++++ Supplied information

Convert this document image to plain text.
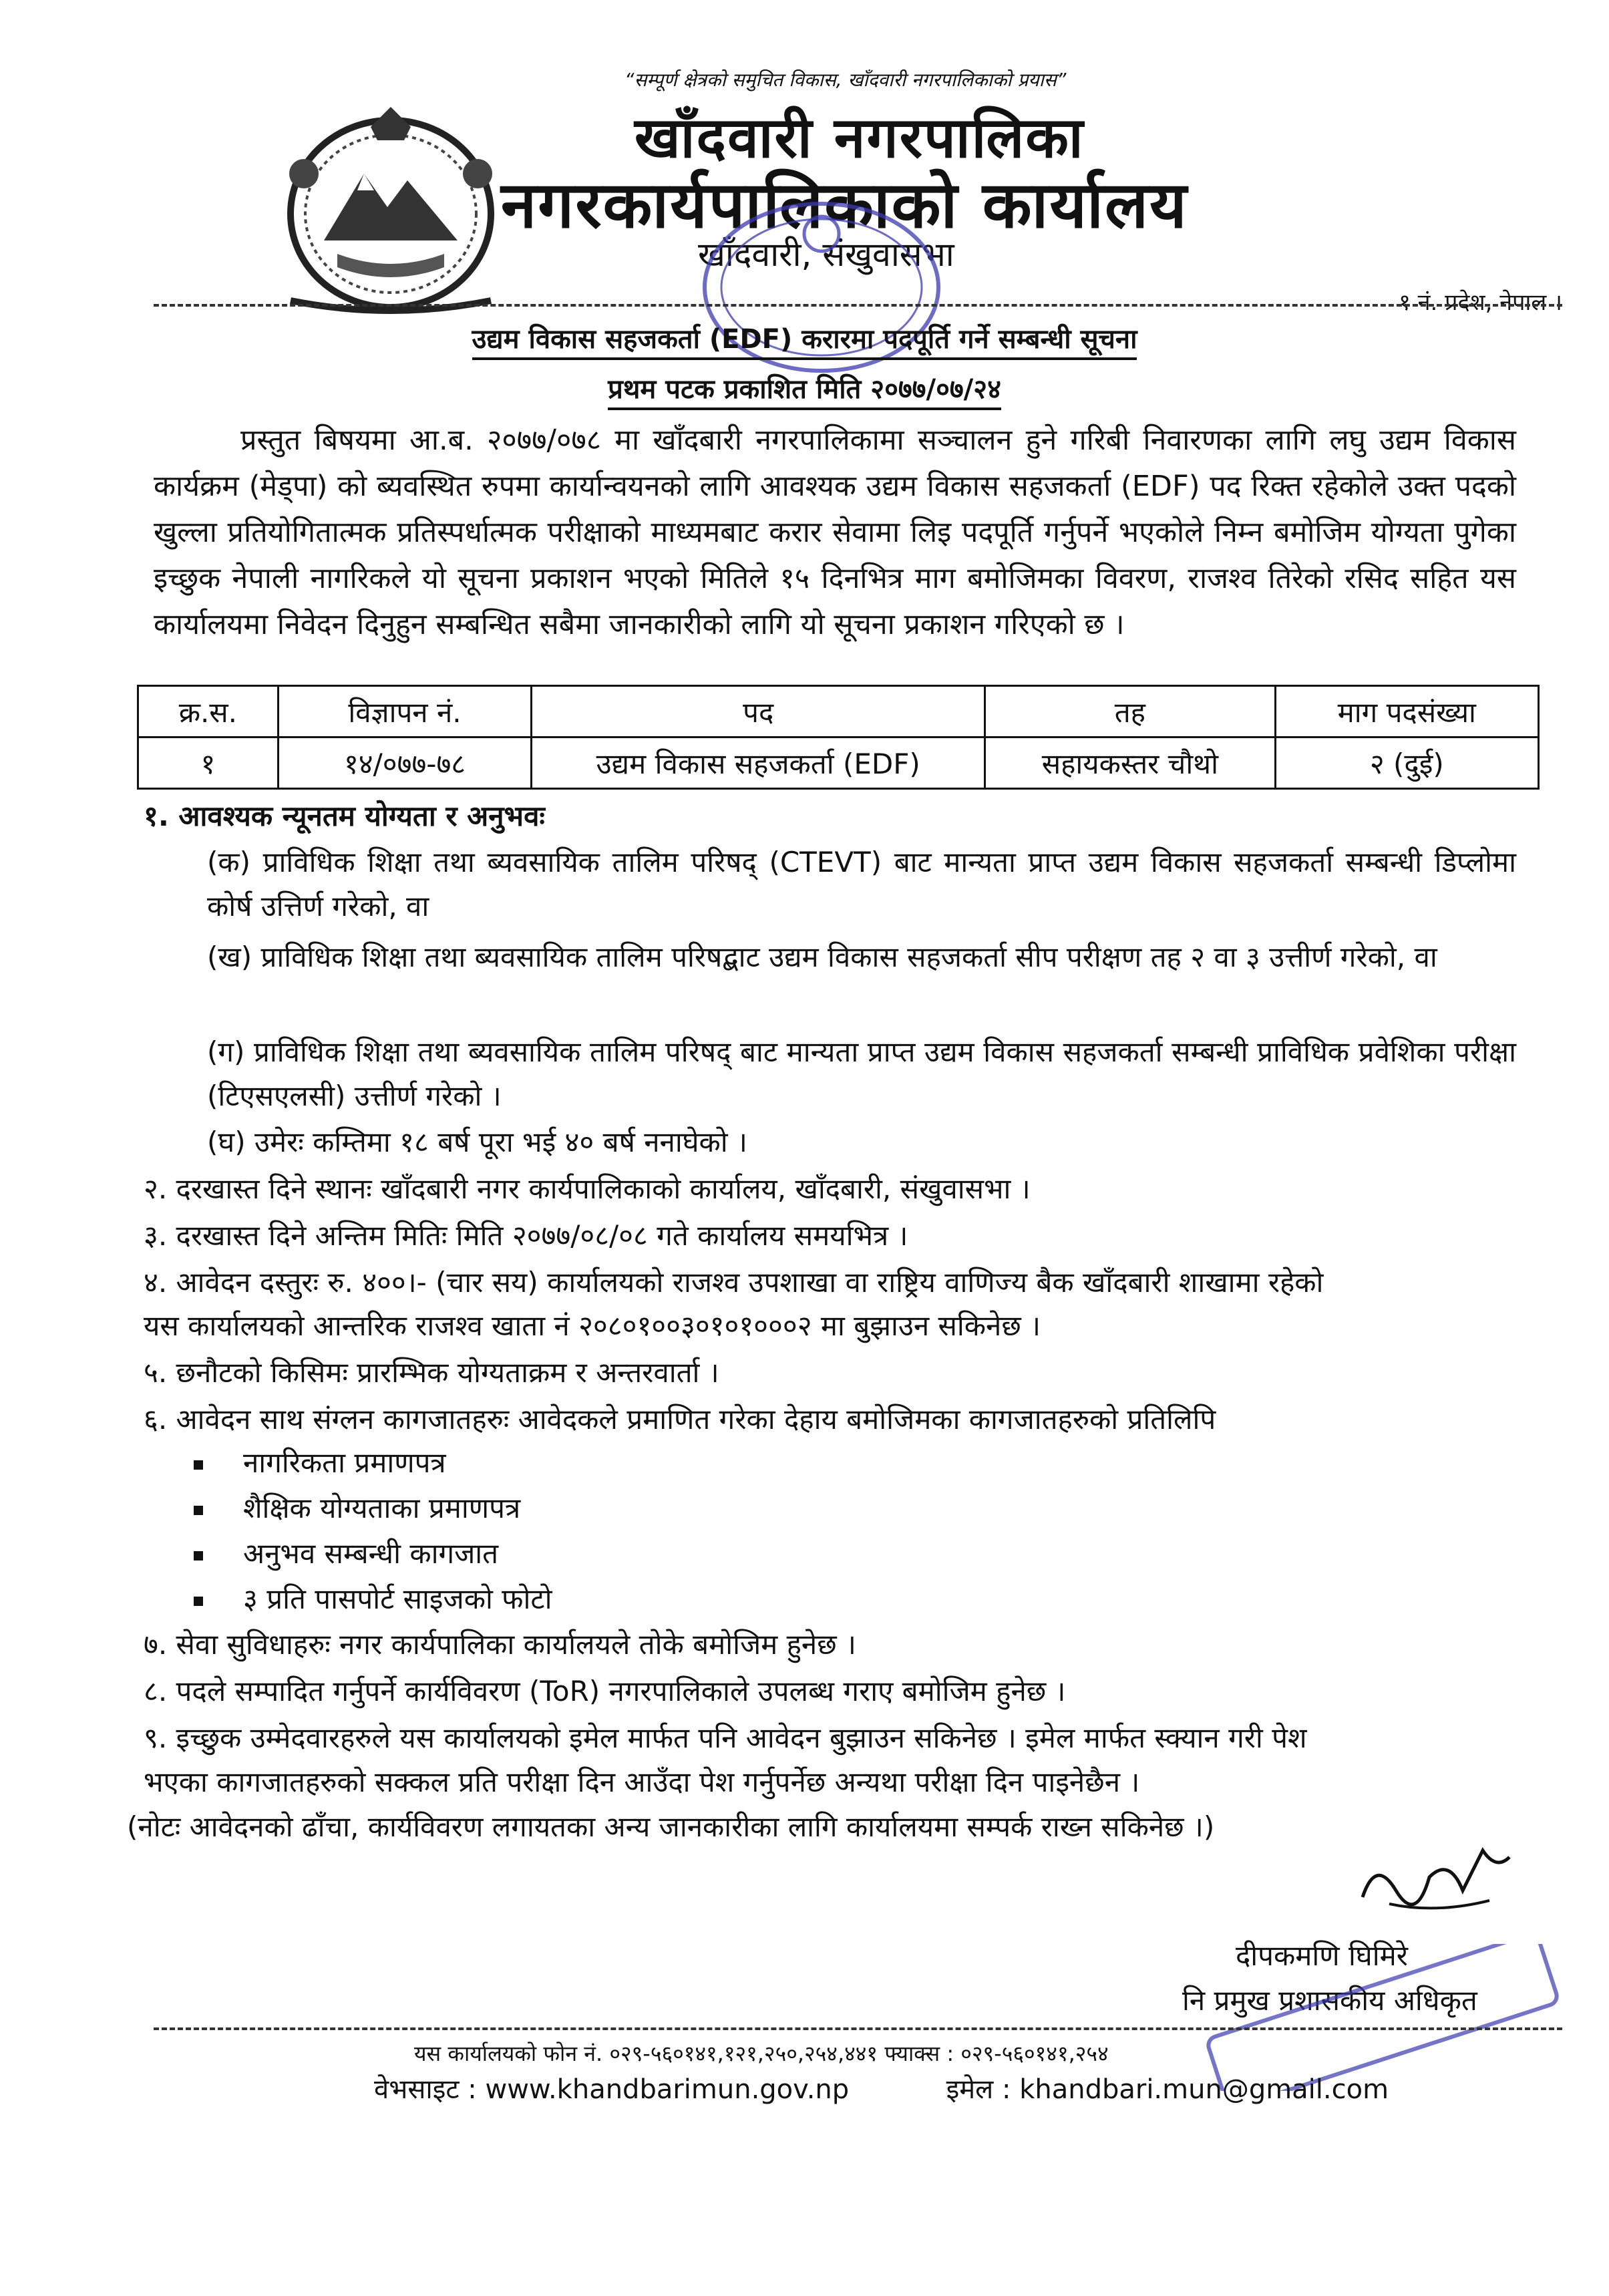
“सम्पूर्ण क्षेत्रको समुचित विकास, खाँदवारी नगरपालिकाको प्रयास”
खाँदवारी नगरपालिका
नगरकार्यपालिकाको कार्यालय
खाँदवारी, संखुवासभा
१ नं. प्रदेश, नेपाल ।
उद्यम विकास सहजकर्ता (EDF) करारमा पदपूर्ति गर्ने सम्बन्धी सूचना
प्रथम पटक प्रकाशित मिति २०७७/०७/२४
प्रस्तुत बिषयमा आ.ब. २०७७/०७८ मा खाँदबारी नगरपालिकामा सञ्चालन हुने गरिबी निवारणका लागि लघु उद्यम विकास कार्यक्रम (मेड्पा) को ब्यवस्थित रुपमा कार्यान्वयनको लागि आवश्यक उद्यम विकास सहजकर्ता (EDF) पद रिक्त रहेकोले उक्त पदको खुल्ला प्रतियोगितात्मक प्रतिस्पर्धात्मक परीक्षाको माध्यमबाट करार सेवामा लिइ पदपूर्ति गर्नुपर्ने भएकोले निम्न बमोजिम योग्यता पुगेका इच्छुक नेपाली नागरिकले यो सूचना प्रकाशन भएको मितिले १५ दिनभित्र माग बमोजिमका विवरण, राजश्व तिरेको रसिद सहित यस कार्यालयमा निवेदन दिनुहुन सम्बन्धित सबैमा जानकारीको लागि यो सूचना प्रकाशन गरिएको छ ।
क्र.स.	विज्ञापन नं.	पद	तह	माग पदसंख्या
१	१४/०७७-७८	उद्यम विकास सहजकर्ता (EDF)	सहायकस्तर चौथो	२ (दुई)
१. आवश्यक न्यूनतम योग्यता र अनुभवः
(क) प्राविधिक शिक्षा तथा ब्यवसायिक तालिम परिषद् (CTEVT) बाट मान्यता प्राप्त उद्यम विकास सहजकर्ता सम्बन्धी डिप्लोमा कोर्ष उत्तिर्ण गरेको, वा
(ख) प्राविधिक शिक्षा तथा ब्यवसायिक तालिम परिषद्बाट उद्यम विकास सहजकर्ता सीप परीक्षण तह २ वा ३ उत्तीर्ण गरेको, वा
(ग) प्राविधिक शिक्षा तथा ब्यवसायिक तालिम परिषद् बाट मान्यता प्राप्त उद्यम विकास सहजकर्ता सम्बन्धी प्राविधिक प्रवेशिका परीक्षा (टिएसएलसी) उत्तीर्ण गरेको ।
(घ) उमेरः कम्तिमा १८ बर्ष पूरा भई ४० बर्ष ननाघेको ।
२. दरखास्त दिने स्थानः खाँदबारी नगर कार्यपालिकाको कार्यालय, खाँदबारी, संखुवासभा ।
३. दरखास्त दिने अन्तिम मितिः मिति २०७७/०८/०८ गते कार्यालय समयभित्र ।
४. आवेदन दस्तुरः रु. ४००।- (चार सय) कार्यालयको राजश्व उपशाखा वा राष्ट्रिय वाणिज्य बैक खाँदबारी शाखामा रहेको
यस कार्यालयको आन्तरिक राजश्व खाता नं २०८०१००३०१०१०००२ मा बुझाउन सकिनेछ ।
५. छनौटको किसिमः प्रारम्भिक योग्यताक्रम र अन्तरवार्ता ।
६. आवेदन साथ संग्लन कागजातहरुः आवेदकले प्रमाणित गरेका देहाय बमोजिमका कागजातहरुको प्रतिलिपि
नागरिकता प्रमाणपत्र
शैक्षिक योग्यताका प्रमाणपत्र
अनुभव सम्बन्धी कागजात
३ प्रति पासपोर्ट साइजको फोटो
७. सेवा सुविधाहरुः नगर कार्यपालिका कार्यालयले तोके बमोजिम हुनेछ ।
८. पदले सम्पादित गर्नुपर्ने कार्यविवरण (ToR) नगरपालिकाले उपलब्ध गराए बमोजिम हुनेछ ।
९. इच्छुक उम्मेदवारहरुले यस कार्यालयको इमेल मार्फत पनि आवेदन बुझाउन सकिनेछ । इमेल मार्फत स्क्यान गरी पेश
भएका कागजातहरुको सक्कल प्रति परीक्षा दिन आउँदा पेश गर्नुपर्नेछ अन्यथा परीक्षा दिन पाइनेछैन ।
(नोटः आवेदनको ढाँचा, कार्यविवरण लगायतका अन्य जानकारीका लागि कार्यालयमा सम्पर्क राख्न सकिनेछ ।)
दीपकमणि घिमिरे
नि प्रमुख प्रशासकीय अधिकृत
यस कार्यालयको फोन नं. ०२९-५६०१४१,१२१,२५०,२५४,४४१ फ्याक्स : ०२९-५६०१४१,२५४
वेभसाइट : www.khandbarimun.gov.np	इमेल : khandbari.mun@gmail.com
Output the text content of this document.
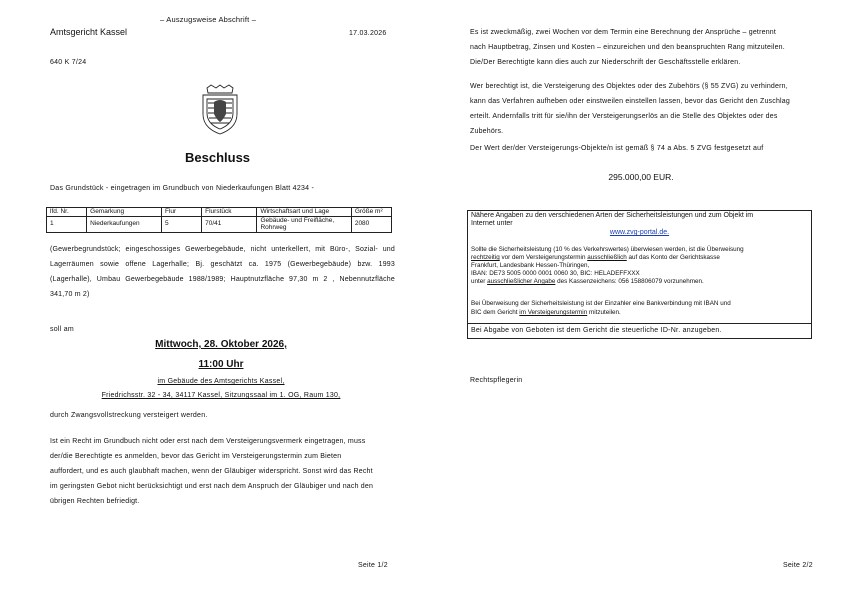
– Auszugsweise Abschrift –
Amtsgericht Kassel	17.03.2026
640 K 7/24
Beschluss
Das Grundstück - eingetragen im Grundbuch von Niederkaufungen Blatt 4234 -
lfd. Nr.	Gemarkung	Flur	Flurstück	Wirtschaftsart und Lage	Größe m²
1	Niederkaufungen	5	70/41	Gebäude- und Freifläche, Rohrweg	2080
(Gewerbegrundstück; eingeschossiges Gewerbegebäude, nicht unterkellert, mit Büro-, Sozial- und
Lagerräumen sowie offene Lagerhalle; Bj. geschätzt ca. 1975 (Gewerbegebäude) bzw. 1993
(Lagerhalle), Umbau Gewerbegebäude 1988/1989; Hauptnutzfläche 97,30 m 2 , Nebennutzfläche
341,70 m 2)
soll am
Mittwoch, 28. Oktober 2026,
11:00 Uhr
im Gebäude des Amtsgerichts Kassel,
Friedrichsstr. 32 - 34, 34117 Kassel, Sitzungssaal im 1. OG, Raum 130,
durch Zwangsvollstreckung versteigert werden.
Ist ein Recht im Grundbuch nicht oder erst nach dem Versteigerungsvermerk eingetragen, muss
der/die Berechtigte es anmelden, bevor das Gericht im Versteigerungstermin zum Bieten
auffordert, und es auch glaubhaft machen, wenn der Gläubiger widerspricht. Sonst wird das Recht
im geringsten Gebot nicht berücksichtigt und erst nach dem Anspruch der Gläubiger und nach den
übrigen Rechten befriedigt.
Seite 1/2
Es ist zweckmäßig, zwei Wochen vor dem Termin eine Berechnung der Ansprüche – getrennt
nach Hauptbetrag, Zinsen und Kosten – einzureichen und den beanspruchten Rang mitzuteilen.
Die/Der Berechtigte kann dies auch zur Niederschrift der Geschäftsstelle erklären.
Wer berechtigt ist, die Versteigerung des Objektes oder des Zubehörs (§ 55 ZVG) zu verhindern,
kann das Verfahren aufheben oder einstweilen einstellen lassen, bevor das Gericht den Zuschlag
erteilt. Andernfalls tritt für sie/ihn der Versteigerungserlös an die Stelle des Objektes oder des
Zubehörs.
Der Wert der/der Versteigerungs-Objekte/n ist gemäß § 74 a Abs. 5 ZVG festgesetzt auf
295.000,00 EUR.
Nähere Angaben zu den verschiedenen Arten der Sicherheitsleistungen und zum Objekt im
Internet unter
www.zvg-portal.de.
Sollte die Sicherheitsleistung (10 % des Verkehrswertes) überwiesen werden, ist die Überweisung
rechtzeitig vor dem Versteigerungstermin ausschließlich auf das Konto der Gerichtskasse
Frankfurt, Landesbank Hessen-Thüringen,
IBAN: DE73 5005 0000 0001 0060 30, BIC: HELADEFFXXX
unter ausschließlicher Angabe des Kassenzeichens: 056 158806079 vorzunehmen.
Bei Überweisung der Sicherheitsleistung ist der Einzahler eine Bankverbindung mit IBAN und
BIC dem Gericht im Versteigerungstermin mitzuteilen.
Bei Abgabe von Geboten ist dem Gericht die steuerliche ID-Nr. anzugeben.
Rechtspflegerin
Seite 2/2
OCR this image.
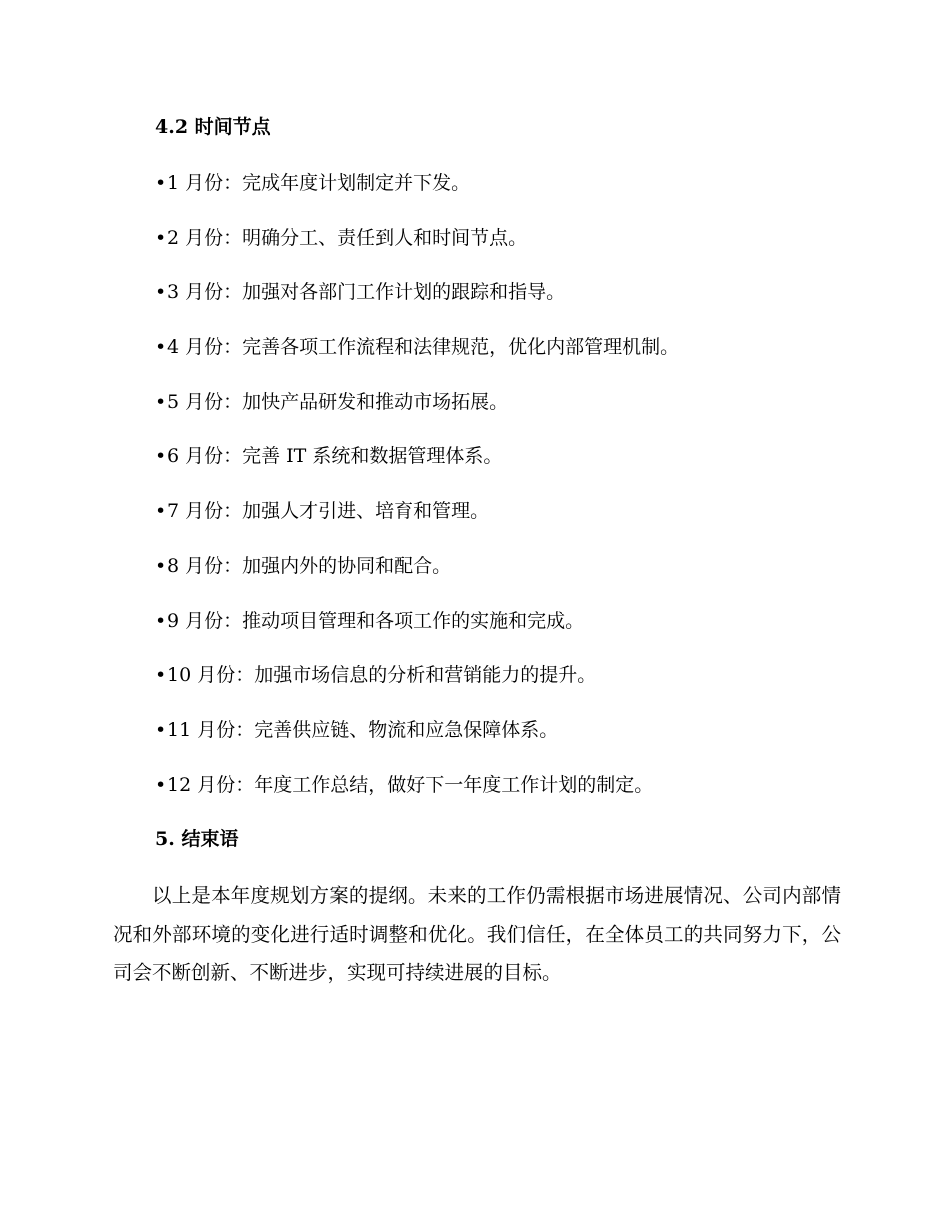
4.2 时间节点
•1 月份：完成年度计划制定并下发。
•2 月份：明确分工、责任到人和时间节点。
•3 月份：加强对各部门工作计划的跟踪和指导。
•4 月份：完善各项工作流程和法律规范，优化内部管理机制。
•5 月份：加快产品研发和推动市场拓展。
•6 月份：完善 IT 系统和数据管理体系。
•7 月份：加强人才引进、培育和管理。
•8 月份：加强内外的协同和配合。
•9 月份：推动项目管理和各项工作的实施和完成。
•10 月份：加强市场信息的分析和营销能力的提升。
•11 月份：完善供应链、物流和应急保障体系。
•12 月份：年度工作总结，做好下一年度工作计划的制定。
5. 结束语

以上是本年度规划方案的提纲。未来的工作仍需根据市场进展情况、公司内部情况和外部环境的变化进行适时调整和优化。我们信任，在全体员工的共同努力下，公司会不断创新、不断进步，实现可持续进展的目标。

++++++++

» Given instruction: Only lines holding the string "eine" are wanted; gather each one from the entries above.

» Result of the task:
Es ist zweckmäßig, zwei Wochen vor dem Termin eine Berechnung der Ansprüche – getrennt
Bei Überweisung der Sicherheitsleistung ist der Einzahler eine Bankverbindung mit IBAN und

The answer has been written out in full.